Count every line below in which "Ербол" occurs, then give only the count.

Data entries
---*---

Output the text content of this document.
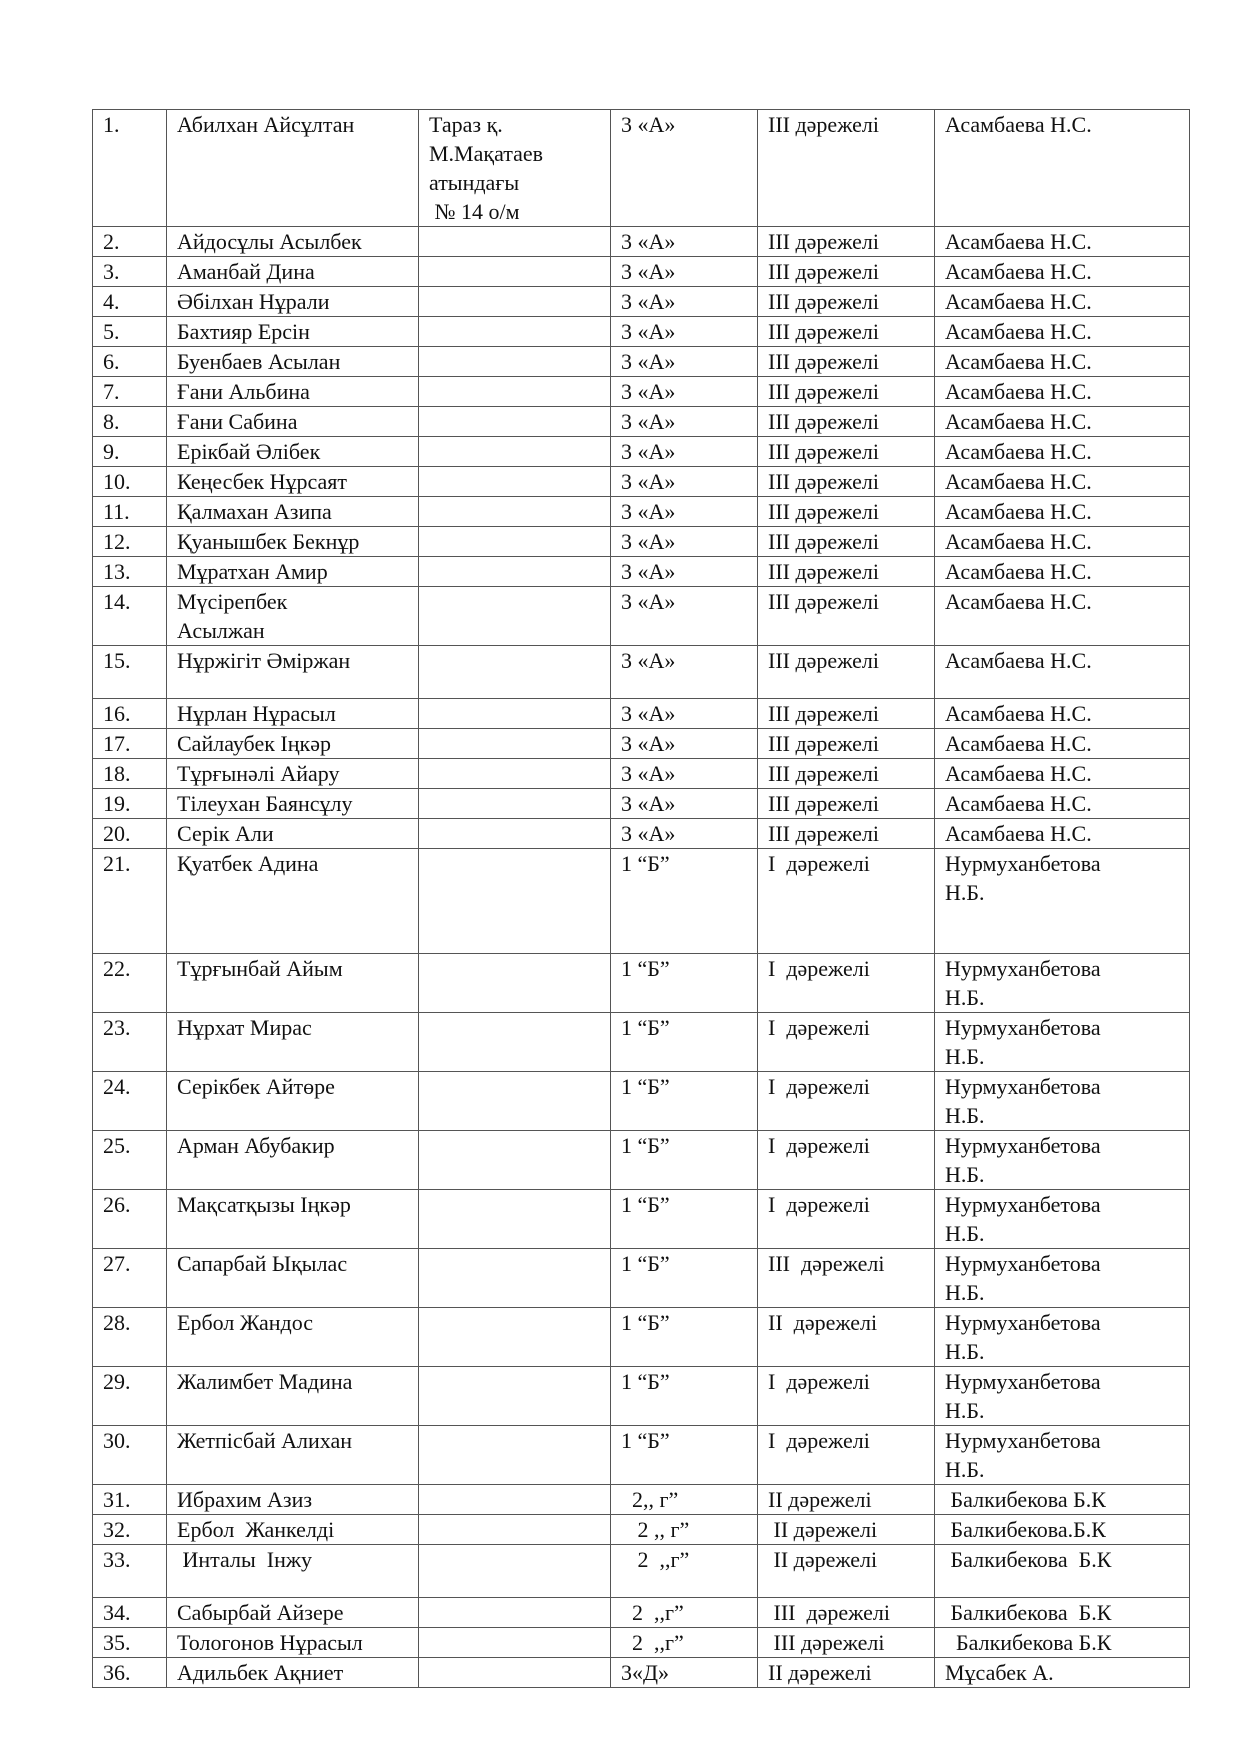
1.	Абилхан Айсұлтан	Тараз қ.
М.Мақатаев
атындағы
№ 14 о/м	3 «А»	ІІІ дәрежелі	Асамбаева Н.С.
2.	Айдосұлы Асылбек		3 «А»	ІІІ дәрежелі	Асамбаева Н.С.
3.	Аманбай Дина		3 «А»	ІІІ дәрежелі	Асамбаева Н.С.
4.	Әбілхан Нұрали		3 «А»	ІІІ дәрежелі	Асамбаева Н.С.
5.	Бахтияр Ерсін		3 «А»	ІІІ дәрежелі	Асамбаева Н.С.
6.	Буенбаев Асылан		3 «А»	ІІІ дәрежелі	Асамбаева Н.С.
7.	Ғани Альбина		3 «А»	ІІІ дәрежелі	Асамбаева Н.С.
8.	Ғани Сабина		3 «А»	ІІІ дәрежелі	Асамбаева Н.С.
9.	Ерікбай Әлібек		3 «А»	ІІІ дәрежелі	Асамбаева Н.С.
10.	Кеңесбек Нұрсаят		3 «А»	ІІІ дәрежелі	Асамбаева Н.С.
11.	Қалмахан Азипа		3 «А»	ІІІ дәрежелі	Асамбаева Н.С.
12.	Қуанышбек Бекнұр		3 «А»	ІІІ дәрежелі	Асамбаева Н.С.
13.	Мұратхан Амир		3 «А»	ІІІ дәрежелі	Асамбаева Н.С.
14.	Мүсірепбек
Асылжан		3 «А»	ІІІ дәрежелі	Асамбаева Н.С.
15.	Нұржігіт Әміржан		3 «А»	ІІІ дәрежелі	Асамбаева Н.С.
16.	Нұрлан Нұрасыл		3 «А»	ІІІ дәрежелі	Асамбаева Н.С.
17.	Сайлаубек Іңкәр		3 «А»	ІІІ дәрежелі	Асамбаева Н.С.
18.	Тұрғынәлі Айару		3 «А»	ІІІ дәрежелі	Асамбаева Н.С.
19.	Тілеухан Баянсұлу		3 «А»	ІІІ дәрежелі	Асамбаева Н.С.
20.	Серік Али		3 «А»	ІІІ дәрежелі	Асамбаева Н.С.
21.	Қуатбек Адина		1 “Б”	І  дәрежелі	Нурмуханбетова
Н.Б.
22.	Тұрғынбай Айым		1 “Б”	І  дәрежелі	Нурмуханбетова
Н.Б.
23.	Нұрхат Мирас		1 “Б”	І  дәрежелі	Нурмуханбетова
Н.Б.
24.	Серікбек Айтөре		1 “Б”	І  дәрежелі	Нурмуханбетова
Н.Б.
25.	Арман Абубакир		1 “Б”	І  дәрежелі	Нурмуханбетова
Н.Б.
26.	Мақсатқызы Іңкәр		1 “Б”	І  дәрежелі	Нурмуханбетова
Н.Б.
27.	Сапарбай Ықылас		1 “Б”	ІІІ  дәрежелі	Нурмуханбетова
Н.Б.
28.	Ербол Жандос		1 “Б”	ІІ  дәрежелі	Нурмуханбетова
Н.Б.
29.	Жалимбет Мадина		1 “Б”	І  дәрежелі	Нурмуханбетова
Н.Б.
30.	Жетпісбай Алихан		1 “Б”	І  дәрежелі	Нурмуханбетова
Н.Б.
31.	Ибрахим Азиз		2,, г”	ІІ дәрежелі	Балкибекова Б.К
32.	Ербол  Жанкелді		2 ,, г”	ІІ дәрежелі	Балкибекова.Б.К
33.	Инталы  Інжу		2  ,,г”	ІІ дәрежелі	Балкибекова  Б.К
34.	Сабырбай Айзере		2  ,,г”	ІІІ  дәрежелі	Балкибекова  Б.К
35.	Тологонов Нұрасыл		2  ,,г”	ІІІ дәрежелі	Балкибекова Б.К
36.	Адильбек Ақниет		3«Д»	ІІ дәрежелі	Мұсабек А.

---*---

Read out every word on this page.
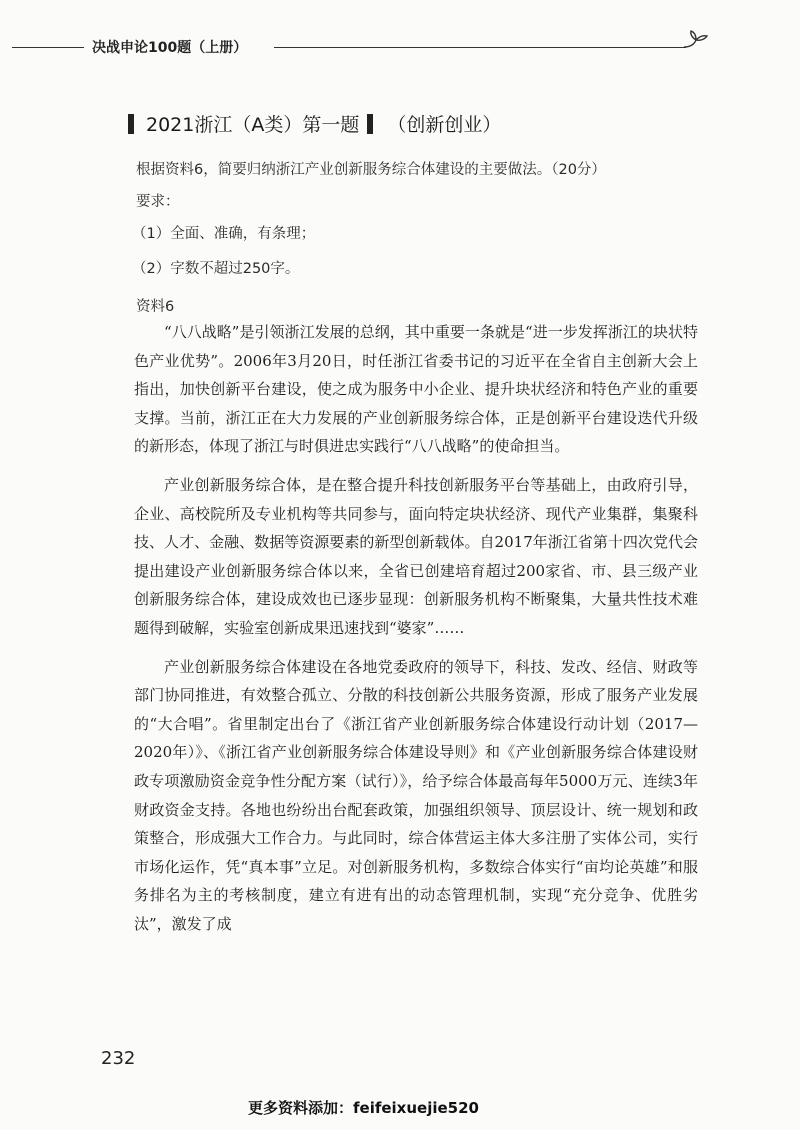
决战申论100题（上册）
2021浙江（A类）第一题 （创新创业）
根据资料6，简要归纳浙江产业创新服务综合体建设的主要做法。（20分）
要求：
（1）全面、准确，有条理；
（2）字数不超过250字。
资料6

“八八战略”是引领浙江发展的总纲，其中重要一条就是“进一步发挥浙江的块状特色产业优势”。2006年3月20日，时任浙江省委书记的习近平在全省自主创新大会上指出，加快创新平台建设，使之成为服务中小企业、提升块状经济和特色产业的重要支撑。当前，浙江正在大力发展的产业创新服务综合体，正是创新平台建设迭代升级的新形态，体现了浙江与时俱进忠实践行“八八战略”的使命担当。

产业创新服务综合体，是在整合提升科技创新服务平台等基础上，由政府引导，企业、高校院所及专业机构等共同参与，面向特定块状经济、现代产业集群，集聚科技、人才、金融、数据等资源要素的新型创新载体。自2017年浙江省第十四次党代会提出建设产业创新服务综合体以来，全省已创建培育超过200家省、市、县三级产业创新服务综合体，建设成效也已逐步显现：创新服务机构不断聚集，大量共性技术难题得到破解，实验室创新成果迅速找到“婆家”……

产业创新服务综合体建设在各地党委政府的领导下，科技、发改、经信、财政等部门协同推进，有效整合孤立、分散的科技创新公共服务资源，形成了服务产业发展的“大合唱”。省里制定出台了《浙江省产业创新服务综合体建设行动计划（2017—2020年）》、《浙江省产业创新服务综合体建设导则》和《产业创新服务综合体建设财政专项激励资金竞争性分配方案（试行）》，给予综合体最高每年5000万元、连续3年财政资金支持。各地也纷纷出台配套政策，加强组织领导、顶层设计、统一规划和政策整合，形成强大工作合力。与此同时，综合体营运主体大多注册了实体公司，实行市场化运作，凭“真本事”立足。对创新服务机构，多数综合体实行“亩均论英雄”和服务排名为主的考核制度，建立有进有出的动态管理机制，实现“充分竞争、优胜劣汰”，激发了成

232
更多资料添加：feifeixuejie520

---*---

ANSWER TO THE PROBLEM – 2